## EXERCISE AIM:
Please count the lines in the listing below where the word "into" appears. Give the number only.

>> Begin RECORDS TO PROCESS

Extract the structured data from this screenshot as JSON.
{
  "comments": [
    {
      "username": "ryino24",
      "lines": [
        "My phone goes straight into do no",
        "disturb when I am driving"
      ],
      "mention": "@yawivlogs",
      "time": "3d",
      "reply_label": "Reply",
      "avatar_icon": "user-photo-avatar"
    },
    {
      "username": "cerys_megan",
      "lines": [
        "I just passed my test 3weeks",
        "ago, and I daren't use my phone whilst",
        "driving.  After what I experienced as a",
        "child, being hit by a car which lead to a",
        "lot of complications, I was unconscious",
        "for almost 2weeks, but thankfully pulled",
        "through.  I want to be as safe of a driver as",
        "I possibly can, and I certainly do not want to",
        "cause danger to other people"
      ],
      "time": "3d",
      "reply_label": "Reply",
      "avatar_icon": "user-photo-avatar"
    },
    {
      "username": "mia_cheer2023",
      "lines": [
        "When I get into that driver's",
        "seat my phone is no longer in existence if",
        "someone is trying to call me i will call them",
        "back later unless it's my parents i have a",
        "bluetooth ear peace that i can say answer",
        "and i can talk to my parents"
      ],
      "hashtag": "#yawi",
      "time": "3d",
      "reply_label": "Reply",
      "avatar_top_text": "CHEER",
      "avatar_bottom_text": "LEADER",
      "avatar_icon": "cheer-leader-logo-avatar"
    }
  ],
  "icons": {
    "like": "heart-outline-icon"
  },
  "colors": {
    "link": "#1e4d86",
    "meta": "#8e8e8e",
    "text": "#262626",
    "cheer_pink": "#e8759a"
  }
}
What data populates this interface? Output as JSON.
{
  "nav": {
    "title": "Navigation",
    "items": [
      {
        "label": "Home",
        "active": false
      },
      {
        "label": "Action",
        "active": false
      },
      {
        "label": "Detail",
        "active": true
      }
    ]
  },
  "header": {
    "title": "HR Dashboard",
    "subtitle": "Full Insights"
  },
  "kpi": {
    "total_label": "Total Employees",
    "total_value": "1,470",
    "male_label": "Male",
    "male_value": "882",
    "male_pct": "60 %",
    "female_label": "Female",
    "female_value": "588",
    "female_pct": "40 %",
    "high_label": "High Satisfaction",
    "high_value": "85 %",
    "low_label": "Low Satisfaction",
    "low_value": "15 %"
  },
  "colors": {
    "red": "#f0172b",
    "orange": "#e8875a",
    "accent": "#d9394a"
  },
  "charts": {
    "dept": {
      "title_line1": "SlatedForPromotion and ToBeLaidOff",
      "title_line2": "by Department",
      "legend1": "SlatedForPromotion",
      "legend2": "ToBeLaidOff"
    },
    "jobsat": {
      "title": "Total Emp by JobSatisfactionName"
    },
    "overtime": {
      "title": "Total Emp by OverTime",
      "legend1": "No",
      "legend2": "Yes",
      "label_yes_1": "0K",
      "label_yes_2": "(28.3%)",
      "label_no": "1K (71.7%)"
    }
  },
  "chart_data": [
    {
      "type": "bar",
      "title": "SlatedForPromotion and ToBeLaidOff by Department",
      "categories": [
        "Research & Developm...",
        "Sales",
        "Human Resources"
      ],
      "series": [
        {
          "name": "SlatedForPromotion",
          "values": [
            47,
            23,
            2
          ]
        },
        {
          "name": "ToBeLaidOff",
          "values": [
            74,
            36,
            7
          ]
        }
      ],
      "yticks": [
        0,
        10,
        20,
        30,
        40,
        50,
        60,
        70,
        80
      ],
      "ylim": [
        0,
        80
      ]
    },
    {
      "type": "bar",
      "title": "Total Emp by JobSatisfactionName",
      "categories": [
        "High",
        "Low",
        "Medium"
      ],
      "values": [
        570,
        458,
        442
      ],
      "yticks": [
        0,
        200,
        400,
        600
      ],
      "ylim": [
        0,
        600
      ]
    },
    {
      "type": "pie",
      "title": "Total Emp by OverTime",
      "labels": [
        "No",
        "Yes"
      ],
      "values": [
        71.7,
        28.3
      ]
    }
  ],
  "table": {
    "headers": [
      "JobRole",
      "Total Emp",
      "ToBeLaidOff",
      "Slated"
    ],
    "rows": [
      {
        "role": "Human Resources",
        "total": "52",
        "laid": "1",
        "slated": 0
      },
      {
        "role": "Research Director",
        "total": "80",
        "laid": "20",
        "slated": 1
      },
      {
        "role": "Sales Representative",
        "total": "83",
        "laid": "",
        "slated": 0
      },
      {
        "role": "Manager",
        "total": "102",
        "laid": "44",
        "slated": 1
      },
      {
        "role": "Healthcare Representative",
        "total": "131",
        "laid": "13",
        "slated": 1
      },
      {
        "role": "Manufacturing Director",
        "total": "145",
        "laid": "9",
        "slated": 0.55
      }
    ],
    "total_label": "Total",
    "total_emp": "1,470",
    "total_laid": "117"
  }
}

>> End RECORDS TO PROCESS

## OUTPUT OF THE TASK:
2